■ **EXERCISE DESCRIPTION**
Repeat all of the data word for word so that only the pictures are missing from the copy.

----

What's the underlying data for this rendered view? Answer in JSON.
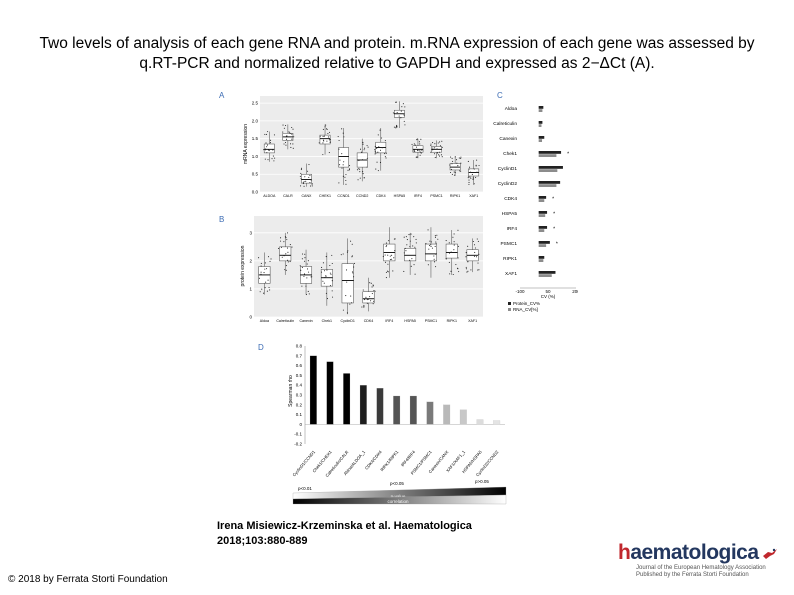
{
  "slide": {
    "title": "Two levels of analysis of each gene RNA and protein. m.RNA expression of each gene was assessed by q.RT-PCR and normalized relative to GAPDH and expressed as 2−ΔCt (A).",
    "citation_line1": "Irena Misiewicz-Krzeminska et al. Haematologica",
    "citation_line2": "2018;103:880-889",
    "copyright": "© 2018 by Ferrata Storti Foundation",
    "logo": {
      "wordmark_prefix": "h",
      "wordmark_rest": "aematologica",
      "line1": "Journal of the European Hematology Association",
      "line2": "Published by the Ferrata Storti Foundation",
      "emblem": "stork-emblem-icon"
    }
  },
  "chart_data": [
    {
      "panel": "A",
      "type": "boxplot",
      "ylabel": "mRNA expression",
      "yticks": [
        "0.0",
        "0.5",
        "1.0",
        "1.5",
        "2.0",
        "2.5"
      ],
      "ylim": [
        0,
        2.7
      ],
      "categories": [
        "ALDOA",
        "CALR",
        "CANX",
        "CHEK1",
        "CCND1",
        "CCND2",
        "CDK4",
        "HSPA5",
        "IRF4",
        "PSMC1",
        "RIPK1",
        "XAF1"
      ],
      "medians": [
        1.2,
        1.55,
        0.35,
        1.5,
        1.0,
        0.9,
        1.25,
        2.2,
        1.2,
        1.2,
        0.7,
        0.55
      ],
      "q1": [
        1.1,
        1.45,
        0.25,
        1.35,
        0.7,
        0.7,
        1.1,
        2.1,
        1.12,
        1.12,
        0.62,
        0.45
      ],
      "q3": [
        1.35,
        1.65,
        0.5,
        1.6,
        1.25,
        1.1,
        1.4,
        2.3,
        1.3,
        1.28,
        0.8,
        0.65
      ],
      "whisker_low": [
        0.85,
        1.2,
        0.15,
        1.05,
        0.2,
        0.3,
        0.6,
        1.8,
        0.95,
        0.95,
        0.45,
        0.2
      ],
      "whisker_high": [
        1.7,
        1.9,
        0.8,
        1.9,
        1.8,
        1.5,
        1.8,
        2.55,
        1.5,
        1.45,
        1.0,
        0.9
      ],
      "grid": true
    },
    {
      "panel": "B",
      "type": "boxplot",
      "ylabel": "protein expression",
      "yticks": [
        "0",
        "1",
        "2",
        "3"
      ],
      "ylim": [
        0,
        3.6
      ],
      "categories": [
        "Aldoa",
        "Calreticulin",
        "Canexin",
        "Chek1",
        "CyclinD1",
        "CDK4",
        "IRF4",
        "HSPA5",
        "PSMC1",
        "RIPK1",
        "XAF1"
      ],
      "medians": [
        1.5,
        2.2,
        1.5,
        1.4,
        1.3,
        0.65,
        2.3,
        2.2,
        2.25,
        2.3,
        2.2
      ],
      "q1": [
        1.2,
        2.0,
        1.2,
        1.1,
        0.5,
        0.5,
        2.0,
        2.0,
        2.0,
        2.1,
        2.0
      ],
      "q3": [
        1.8,
        2.5,
        1.8,
        1.7,
        1.9,
        0.9,
        2.6,
        2.45,
        2.6,
        2.6,
        2.4
      ],
      "whisker_low": [
        0.8,
        1.5,
        0.8,
        0.4,
        0.1,
        0.2,
        1.4,
        1.5,
        1.4,
        1.5,
        1.6
      ],
      "whisker_high": [
        2.3,
        3.0,
        2.4,
        2.3,
        2.8,
        1.4,
        3.2,
        3.0,
        3.2,
        3.1,
        2.8
      ],
      "grid": true
    },
    {
      "panel": "C",
      "type": "bar",
      "orientation": "horizontal",
      "categories": [
        "Aldoa",
        "Calreticulin",
        "Canexin",
        "Chek1",
        "CyclinD1",
        "CyclinD2",
        "CDK4",
        "HSPA5",
        "IRF4",
        "PSMC1",
        "RIPK1",
        "XAF1"
      ],
      "series": [
        {
          "name": "Protein_CV%",
          "color": "#222222",
          "values": [
            25,
            20,
            30,
            120,
            130,
            115,
            40,
            45,
            45,
            60,
            30,
            90
          ]
        },
        {
          "name": "RNA_CV[%]",
          "color": "#8c8c8c",
          "values": [
            20,
            15,
            18,
            95,
            100,
            95,
            30,
            35,
            30,
            40,
            25,
            70
          ]
        }
      ],
      "significant": [
        false,
        false,
        false,
        true,
        false,
        false,
        true,
        true,
        true,
        true,
        false,
        false
      ],
      "significance_marker": "*",
      "xticks": [
        "-100",
        "50",
        "200"
      ],
      "xlabel": "CV (%)",
      "xlim": [
        -100,
        200
      ],
      "legend": "bottom"
    },
    {
      "panel": "D",
      "type": "bar",
      "ylabel": "Spearman rho",
      "yticks": [
        "-0.2",
        "-0.1",
        "0",
        "0.1",
        "0.2",
        "0.3",
        "0.4",
        "0.5",
        "0.6",
        "0.7",
        "0.8"
      ],
      "ylim": [
        -0.2,
        0.8
      ],
      "categories": [
        "CyclinD1/CCND1",
        "Chek1/CHEK1",
        "Calreticulin/CALR",
        "Aldoa/ALDOA_1",
        "CDK4/CDK4",
        "RIPK1/RIPK1",
        "IRF4/IRF4",
        "PSMC1/PSMC1",
        "Canexin/CANX",
        "XAF1/XAF1_1",
        "HSPA5/HSPA5",
        "CyclinD2/CCND2"
      ],
      "values": [
        0.7,
        0.64,
        0.52,
        0.4,
        0.37,
        0.29,
        0.29,
        0.23,
        0.2,
        0.15,
        0.05,
        0.04
      ],
      "bar_colors": [
        "#000000",
        "#000000",
        "#000000",
        "#1e1e1e",
        "#3a3a3a",
        "#555555",
        "#555555",
        "#7a7a7a",
        "#b9b9b9",
        "#c8c8c8",
        "#dcdcdc",
        "#e4e4e4"
      ],
      "pvalue_labels": [
        "p<0.01",
        "p<0.05",
        "p>0.05"
      ],
      "gradient_labels": [
        "p-value",
        "correlation"
      ]
    }
  ]
}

----

■ **RESPONSE BOX**
What's the underlying data for this rendered view? Answer in JSON.
{
  "slide": {
    "title": "Two levels of analysis of each gene RNA and protein. m.RNA expression of each gene was assessed by q.RT-PCR and normalized relative to GAPDH and expressed as 2−ΔCt (A).",
    "citation_line1": "Irena Misiewicz-Krzeminska et al. Haematologica",
    "citation_line2": "2018;103:880-889",
    "copyright": "© 2018 by Ferrata Storti Foundation",
    "logo": {
      "wordmark_prefix": "h",
      "wordmark_rest": "aematologica",
      "line1": "Journal of the European Hematology Association",
      "line2": "Published by the Ferrata Storti Foundation",
      "emblem": "stork-emblem-icon"
    }
  },
  "chart_data": [
    {
      "panel": "A",
      "type": "boxplot",
      "ylabel": "mRNA expression",
      "yticks": [
        "0.0",
        "0.5",
        "1.0",
        "1.5",
        "2.0",
        "2.5"
      ],
      "ylim": [
        0,
        2.7
      ],
      "categories": [
        "ALDOA",
        "CALR",
        "CANX",
        "CHEK1",
        "CCND1",
        "CCND2",
        "CDK4",
        "HSPA5",
        "IRF4",
        "PSMC1",
        "RIPK1",
        "XAF1"
      ],
      "medians": [
        1.2,
        1.55,
        0.35,
        1.5,
        1.0,
        0.9,
        1.25,
        2.2,
        1.2,
        1.2,
        0.7,
        0.55
      ],
      "q1": [
        1.1,
        1.45,
        0.25,
        1.35,
        0.7,
        0.7,
        1.1,
        2.1,
        1.12,
        1.12,
        0.62,
        0.45
      ],
      "q3": [
        1.35,
        1.65,
        0.5,
        1.6,
        1.25,
        1.1,
        1.4,
        2.3,
        1.3,
        1.28,
        0.8,
        0.65
      ],
      "whisker_low": [
        0.85,
        1.2,
        0.15,
        1.05,
        0.2,
        0.3,
        0.6,
        1.8,
        0.95,
        0.95,
        0.45,
        0.2
      ],
      "whisker_high": [
        1.7,
        1.9,
        0.8,
        1.9,
        1.8,
        1.5,
        1.8,
        2.55,
        1.5,
        1.45,
        1.0,
        0.9
      ],
      "grid": true
    },
    {
      "panel": "B",
      "type": "boxplot",
      "ylabel": "protein expression",
      "yticks": [
        "0",
        "1",
        "2",
        "3"
      ],
      "ylim": [
        0,
        3.6
      ],
      "categories": [
        "Aldoa",
        "Calreticulin",
        "Canexin",
        "Chek1",
        "CyclinD1",
        "CDK4",
        "IRF4",
        "HSPA5",
        "PSMC1",
        "RIPK1",
        "XAF1"
      ],
      "medians": [
        1.5,
        2.2,
        1.5,
        1.4,
        1.3,
        0.65,
        2.3,
        2.2,
        2.25,
        2.3,
        2.2
      ],
      "q1": [
        1.2,
        2.0,
        1.2,
        1.1,
        0.5,
        0.5,
        2.0,
        2.0,
        2.0,
        2.1,
        2.0
      ],
      "q3": [
        1.8,
        2.5,
        1.8,
        1.7,
        1.9,
        0.9,
        2.6,
        2.45,
        2.6,
        2.6,
        2.4
      ],
      "whisker_low": [
        0.8,
        1.5,
        0.8,
        0.4,
        0.1,
        0.2,
        1.4,
        1.5,
        1.4,
        1.5,
        1.6
      ],
      "whisker_high": [
        2.3,
        3.0,
        2.4,
        2.3,
        2.8,
        1.4,
        3.2,
        3.0,
        3.2,
        3.1,
        2.8
      ],
      "grid": true
    },
    {
      "panel": "C",
      "type": "bar",
      "orientation": "horizontal",
      "categories": [
        "Aldoa",
        "Calreticulin",
        "Canexin",
        "Chek1",
        "CyclinD1",
        "CyclinD2",
        "CDK4",
        "HSPA5",
        "IRF4",
        "PSMC1",
        "RIPK1",
        "XAF1"
      ],
      "series": [
        {
          "name": "Protein_CV%",
          "color": "#222222",
          "values": [
            25,
            20,
            30,
            120,
            130,
            115,
            40,
            45,
            45,
            60,
            30,
            90
          ]
        },
        {
          "name": "RNA_CV[%]",
          "color": "#8c8c8c",
          "values": [
            20,
            15,
            18,
            95,
            100,
            95,
            30,
            35,
            30,
            40,
            25,
            70
          ]
        }
      ],
      "significant": [
        false,
        false,
        false,
        true,
        false,
        false,
        true,
        true,
        true,
        true,
        false,
        false
      ],
      "significance_marker": "*",
      "xticks": [
        "-100",
        "50",
        "200"
      ],
      "xlabel": "CV (%)",
      "xlim": [
        -100,
        200
      ],
      "legend": "bottom"
    },
    {
      "panel": "D",
      "type": "bar",
      "ylabel": "Spearman rho",
      "yticks": [
        "-0.2",
        "-0.1",
        "0",
        "0.1",
        "0.2",
        "0.3",
        "0.4",
        "0.5",
        "0.6",
        "0.7",
        "0.8"
      ],
      "ylim": [
        -0.2,
        0.8
      ],
      "categories": [
        "CyclinD1/CCND1",
        "Chek1/CHEK1",
        "Calreticulin/CALR",
        "Aldoa/ALDOA_1",
        "CDK4/CDK4",
        "RIPK1/RIPK1",
        "IRF4/IRF4",
        "PSMC1/PSMC1",
        "Canexin/CANX",
        "XAF1/XAF1_1",
        "HSPA5/HSPA5",
        "CyclinD2/CCND2"
      ],
      "values": [
        0.7,
        0.64,
        0.52,
        0.4,
        0.37,
        0.29,
        0.29,
        0.23,
        0.2,
        0.15,
        0.05,
        0.04
      ],
      "bar_colors": [
        "#000000",
        "#000000",
        "#000000",
        "#1e1e1e",
        "#3a3a3a",
        "#555555",
        "#555555",
        "#7a7a7a",
        "#b9b9b9",
        "#c8c8c8",
        "#dcdcdc",
        "#e4e4e4"
      ],
      "pvalue_labels": [
        "p<0.01",
        "p<0.05",
        "p>0.05"
      ],
      "gradient_labels": [
        "p-value",
        "correlation"
      ]
    }
  ]
}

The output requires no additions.